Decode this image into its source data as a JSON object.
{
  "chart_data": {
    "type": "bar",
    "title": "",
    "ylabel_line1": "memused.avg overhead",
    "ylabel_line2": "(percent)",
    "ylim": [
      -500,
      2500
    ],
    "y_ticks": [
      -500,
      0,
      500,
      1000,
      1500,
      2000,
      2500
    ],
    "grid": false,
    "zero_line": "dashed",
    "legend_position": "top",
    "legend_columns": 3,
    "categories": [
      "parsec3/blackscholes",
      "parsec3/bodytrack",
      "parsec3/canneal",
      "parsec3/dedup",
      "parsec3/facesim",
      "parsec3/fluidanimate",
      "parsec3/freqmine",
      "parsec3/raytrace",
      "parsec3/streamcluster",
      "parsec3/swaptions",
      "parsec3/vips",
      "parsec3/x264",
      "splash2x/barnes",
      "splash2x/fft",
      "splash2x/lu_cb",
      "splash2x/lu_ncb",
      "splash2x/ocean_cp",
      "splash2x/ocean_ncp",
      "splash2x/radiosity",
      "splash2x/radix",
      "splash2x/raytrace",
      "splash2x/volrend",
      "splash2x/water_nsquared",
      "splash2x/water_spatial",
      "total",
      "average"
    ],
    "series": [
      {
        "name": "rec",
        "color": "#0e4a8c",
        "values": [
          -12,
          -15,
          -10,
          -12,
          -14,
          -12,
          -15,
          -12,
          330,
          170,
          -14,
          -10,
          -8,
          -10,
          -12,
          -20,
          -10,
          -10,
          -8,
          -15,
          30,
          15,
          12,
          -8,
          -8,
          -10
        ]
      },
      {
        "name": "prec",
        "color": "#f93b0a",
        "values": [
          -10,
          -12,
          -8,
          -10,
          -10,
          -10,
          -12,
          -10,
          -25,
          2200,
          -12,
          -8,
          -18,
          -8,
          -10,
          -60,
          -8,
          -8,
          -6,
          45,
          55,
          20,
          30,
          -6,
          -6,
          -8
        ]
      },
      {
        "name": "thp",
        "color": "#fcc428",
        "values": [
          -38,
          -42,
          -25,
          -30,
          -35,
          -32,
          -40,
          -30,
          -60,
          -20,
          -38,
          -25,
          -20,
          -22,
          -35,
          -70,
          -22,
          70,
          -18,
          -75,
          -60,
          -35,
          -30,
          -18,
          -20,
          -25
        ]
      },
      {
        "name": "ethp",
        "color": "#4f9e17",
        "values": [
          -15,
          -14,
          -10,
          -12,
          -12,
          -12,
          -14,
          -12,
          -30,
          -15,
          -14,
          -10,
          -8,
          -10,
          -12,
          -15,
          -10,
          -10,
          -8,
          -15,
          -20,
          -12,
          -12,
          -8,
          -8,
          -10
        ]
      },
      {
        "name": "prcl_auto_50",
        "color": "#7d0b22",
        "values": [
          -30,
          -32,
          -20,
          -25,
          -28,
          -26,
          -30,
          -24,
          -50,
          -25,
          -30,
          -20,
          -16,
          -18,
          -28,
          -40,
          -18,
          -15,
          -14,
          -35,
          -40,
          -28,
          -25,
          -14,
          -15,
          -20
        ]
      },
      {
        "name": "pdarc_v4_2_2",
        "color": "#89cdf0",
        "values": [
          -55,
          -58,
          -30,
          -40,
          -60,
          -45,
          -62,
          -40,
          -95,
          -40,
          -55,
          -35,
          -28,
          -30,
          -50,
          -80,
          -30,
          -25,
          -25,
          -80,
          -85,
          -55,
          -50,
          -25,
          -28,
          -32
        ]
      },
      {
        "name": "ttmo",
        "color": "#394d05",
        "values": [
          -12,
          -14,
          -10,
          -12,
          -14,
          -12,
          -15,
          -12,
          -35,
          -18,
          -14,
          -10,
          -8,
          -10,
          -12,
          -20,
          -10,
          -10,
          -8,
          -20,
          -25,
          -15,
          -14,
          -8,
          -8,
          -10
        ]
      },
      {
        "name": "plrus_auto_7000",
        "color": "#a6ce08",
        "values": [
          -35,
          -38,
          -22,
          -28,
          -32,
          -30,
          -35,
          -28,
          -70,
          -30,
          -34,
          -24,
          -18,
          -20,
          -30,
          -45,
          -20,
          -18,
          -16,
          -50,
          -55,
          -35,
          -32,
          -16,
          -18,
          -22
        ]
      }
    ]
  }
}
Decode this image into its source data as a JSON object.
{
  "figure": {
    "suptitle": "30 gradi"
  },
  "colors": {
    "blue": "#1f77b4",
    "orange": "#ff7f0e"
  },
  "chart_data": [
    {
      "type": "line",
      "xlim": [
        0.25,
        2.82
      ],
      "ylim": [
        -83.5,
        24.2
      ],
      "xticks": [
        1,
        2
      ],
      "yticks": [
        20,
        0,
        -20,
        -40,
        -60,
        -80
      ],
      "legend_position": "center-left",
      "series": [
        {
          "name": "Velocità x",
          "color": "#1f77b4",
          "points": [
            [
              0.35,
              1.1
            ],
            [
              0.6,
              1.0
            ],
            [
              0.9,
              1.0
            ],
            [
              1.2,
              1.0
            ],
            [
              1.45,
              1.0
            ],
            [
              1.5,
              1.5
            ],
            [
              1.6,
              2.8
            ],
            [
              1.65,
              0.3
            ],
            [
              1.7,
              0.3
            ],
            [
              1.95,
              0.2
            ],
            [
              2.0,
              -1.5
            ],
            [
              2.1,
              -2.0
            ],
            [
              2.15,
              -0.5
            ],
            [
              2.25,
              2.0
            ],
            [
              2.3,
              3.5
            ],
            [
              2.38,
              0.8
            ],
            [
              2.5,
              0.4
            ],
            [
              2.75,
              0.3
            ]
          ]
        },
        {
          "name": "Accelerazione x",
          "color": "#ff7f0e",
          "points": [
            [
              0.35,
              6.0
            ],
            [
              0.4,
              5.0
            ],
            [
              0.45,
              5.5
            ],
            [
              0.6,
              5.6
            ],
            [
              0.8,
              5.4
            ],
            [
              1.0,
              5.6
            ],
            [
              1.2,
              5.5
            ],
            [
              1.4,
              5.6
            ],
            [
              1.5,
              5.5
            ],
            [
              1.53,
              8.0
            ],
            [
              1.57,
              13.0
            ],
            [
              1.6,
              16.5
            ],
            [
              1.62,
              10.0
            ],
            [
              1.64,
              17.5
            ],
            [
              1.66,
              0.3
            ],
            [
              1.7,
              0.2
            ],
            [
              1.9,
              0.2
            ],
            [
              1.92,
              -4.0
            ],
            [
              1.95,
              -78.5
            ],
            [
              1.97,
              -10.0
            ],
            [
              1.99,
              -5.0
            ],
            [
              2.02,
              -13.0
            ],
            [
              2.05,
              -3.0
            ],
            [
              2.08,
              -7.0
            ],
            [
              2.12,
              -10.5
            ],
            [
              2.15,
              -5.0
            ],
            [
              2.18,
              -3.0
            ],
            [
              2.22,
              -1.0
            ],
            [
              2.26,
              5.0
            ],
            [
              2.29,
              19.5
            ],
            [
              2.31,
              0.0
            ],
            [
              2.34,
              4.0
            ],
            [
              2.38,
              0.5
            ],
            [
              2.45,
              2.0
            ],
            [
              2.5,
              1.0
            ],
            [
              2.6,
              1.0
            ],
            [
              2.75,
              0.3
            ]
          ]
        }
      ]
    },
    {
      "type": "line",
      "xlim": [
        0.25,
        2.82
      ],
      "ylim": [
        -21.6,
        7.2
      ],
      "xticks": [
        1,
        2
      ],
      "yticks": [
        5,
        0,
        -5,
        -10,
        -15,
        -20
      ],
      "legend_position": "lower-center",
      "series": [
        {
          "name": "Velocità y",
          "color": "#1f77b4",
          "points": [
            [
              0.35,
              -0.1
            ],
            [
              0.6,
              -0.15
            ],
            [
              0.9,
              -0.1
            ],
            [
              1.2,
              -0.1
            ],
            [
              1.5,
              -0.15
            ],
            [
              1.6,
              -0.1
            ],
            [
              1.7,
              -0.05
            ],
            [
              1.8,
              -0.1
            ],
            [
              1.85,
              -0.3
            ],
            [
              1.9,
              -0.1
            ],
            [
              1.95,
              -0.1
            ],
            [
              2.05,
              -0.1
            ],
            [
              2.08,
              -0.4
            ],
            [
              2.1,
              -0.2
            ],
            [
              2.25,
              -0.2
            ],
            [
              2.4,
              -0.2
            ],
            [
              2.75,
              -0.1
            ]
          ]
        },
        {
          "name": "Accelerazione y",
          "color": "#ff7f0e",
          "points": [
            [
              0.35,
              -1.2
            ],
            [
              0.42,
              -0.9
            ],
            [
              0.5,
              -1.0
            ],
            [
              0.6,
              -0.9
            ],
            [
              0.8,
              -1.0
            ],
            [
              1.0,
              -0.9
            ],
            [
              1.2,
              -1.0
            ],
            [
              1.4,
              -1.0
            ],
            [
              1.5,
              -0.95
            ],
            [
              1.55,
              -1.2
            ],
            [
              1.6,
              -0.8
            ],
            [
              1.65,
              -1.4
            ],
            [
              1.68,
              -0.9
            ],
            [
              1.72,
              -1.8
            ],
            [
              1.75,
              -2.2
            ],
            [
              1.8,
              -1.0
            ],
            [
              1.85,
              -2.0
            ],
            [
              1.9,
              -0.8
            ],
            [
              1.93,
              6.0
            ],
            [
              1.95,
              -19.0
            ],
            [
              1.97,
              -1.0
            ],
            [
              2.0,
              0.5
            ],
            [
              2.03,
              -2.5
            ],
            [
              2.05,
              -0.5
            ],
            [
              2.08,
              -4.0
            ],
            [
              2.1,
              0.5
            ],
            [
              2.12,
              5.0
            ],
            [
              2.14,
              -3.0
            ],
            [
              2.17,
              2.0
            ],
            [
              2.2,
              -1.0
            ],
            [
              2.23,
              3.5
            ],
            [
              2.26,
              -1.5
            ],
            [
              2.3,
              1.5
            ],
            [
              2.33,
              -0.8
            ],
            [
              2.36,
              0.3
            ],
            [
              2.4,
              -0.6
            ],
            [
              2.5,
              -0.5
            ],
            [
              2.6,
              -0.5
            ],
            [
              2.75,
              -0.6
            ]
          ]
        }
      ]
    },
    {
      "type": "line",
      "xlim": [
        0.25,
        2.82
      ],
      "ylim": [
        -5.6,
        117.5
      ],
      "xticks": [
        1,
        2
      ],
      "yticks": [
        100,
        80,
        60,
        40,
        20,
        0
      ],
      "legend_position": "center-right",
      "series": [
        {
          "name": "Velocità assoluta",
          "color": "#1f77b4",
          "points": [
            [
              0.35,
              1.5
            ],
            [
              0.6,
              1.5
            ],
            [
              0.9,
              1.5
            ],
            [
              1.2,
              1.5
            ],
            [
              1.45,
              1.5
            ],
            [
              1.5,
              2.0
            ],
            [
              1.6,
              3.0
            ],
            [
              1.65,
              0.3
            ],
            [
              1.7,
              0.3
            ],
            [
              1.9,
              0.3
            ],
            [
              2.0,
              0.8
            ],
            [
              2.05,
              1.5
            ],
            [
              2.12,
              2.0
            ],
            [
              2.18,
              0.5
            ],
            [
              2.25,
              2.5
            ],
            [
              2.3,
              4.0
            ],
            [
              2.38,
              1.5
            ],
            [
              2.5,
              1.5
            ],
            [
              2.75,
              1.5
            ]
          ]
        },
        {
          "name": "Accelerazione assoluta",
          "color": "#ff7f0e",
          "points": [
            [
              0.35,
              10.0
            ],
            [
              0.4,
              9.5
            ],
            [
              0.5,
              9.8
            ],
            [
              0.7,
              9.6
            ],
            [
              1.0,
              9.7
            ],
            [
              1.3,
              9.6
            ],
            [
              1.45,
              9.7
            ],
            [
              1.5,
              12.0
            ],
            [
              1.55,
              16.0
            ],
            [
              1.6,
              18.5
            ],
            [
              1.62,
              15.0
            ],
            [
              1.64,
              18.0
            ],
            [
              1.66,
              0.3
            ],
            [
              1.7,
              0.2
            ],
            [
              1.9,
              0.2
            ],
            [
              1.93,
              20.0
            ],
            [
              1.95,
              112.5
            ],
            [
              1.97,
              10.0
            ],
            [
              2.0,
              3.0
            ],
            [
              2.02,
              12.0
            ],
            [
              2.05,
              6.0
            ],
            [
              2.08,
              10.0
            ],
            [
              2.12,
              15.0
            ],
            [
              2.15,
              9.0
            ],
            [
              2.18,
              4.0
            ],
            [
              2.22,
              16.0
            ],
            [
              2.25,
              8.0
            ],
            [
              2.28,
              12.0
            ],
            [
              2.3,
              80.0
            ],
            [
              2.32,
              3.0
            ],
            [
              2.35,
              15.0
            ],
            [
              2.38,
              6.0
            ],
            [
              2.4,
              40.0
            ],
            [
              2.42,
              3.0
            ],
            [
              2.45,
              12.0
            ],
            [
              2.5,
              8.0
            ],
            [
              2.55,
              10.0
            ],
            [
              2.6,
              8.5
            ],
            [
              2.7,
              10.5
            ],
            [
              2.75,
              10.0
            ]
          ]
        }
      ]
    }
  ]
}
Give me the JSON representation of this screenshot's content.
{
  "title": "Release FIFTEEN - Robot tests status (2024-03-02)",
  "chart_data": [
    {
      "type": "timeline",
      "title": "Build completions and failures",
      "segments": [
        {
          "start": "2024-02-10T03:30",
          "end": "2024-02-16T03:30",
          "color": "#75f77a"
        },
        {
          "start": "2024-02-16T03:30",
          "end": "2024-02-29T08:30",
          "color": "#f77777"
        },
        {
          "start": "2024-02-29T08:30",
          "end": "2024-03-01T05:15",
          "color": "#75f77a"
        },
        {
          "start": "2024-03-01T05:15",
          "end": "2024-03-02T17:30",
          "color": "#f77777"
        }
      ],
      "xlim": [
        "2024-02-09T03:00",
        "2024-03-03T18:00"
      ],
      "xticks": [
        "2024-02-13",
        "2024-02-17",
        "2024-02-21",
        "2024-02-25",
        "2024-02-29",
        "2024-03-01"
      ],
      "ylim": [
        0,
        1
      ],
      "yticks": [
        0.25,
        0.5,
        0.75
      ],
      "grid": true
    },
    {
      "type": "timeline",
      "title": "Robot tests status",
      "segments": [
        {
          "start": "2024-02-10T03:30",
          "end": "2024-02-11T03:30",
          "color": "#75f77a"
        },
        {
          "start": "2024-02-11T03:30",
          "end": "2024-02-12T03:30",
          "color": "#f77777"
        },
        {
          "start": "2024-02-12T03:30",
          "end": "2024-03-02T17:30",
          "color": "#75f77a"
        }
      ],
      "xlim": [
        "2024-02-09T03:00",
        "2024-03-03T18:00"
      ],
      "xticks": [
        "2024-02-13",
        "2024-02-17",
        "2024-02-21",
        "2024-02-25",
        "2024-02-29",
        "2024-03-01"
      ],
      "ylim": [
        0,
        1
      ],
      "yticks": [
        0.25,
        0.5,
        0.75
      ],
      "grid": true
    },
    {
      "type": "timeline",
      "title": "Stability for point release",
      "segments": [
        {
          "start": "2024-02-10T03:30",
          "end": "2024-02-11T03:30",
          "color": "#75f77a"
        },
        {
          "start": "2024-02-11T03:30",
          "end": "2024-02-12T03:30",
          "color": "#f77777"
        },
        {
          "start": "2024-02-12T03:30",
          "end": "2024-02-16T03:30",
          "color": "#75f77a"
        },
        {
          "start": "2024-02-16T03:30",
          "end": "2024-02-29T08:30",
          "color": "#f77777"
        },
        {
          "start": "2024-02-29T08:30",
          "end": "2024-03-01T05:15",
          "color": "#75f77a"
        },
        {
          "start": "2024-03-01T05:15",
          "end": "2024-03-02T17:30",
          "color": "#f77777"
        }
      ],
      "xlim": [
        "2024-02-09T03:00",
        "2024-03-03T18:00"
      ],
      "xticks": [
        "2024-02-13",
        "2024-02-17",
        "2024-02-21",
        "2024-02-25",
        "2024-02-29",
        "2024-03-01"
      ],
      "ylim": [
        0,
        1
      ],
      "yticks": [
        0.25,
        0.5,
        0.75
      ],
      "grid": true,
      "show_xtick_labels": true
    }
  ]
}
══════════════════════════════
EXERCISE DESCRIPTION — Going through the entries above, tally each line that has the word "raytrace". Answer with the number only.

CORRECT RESULT — 2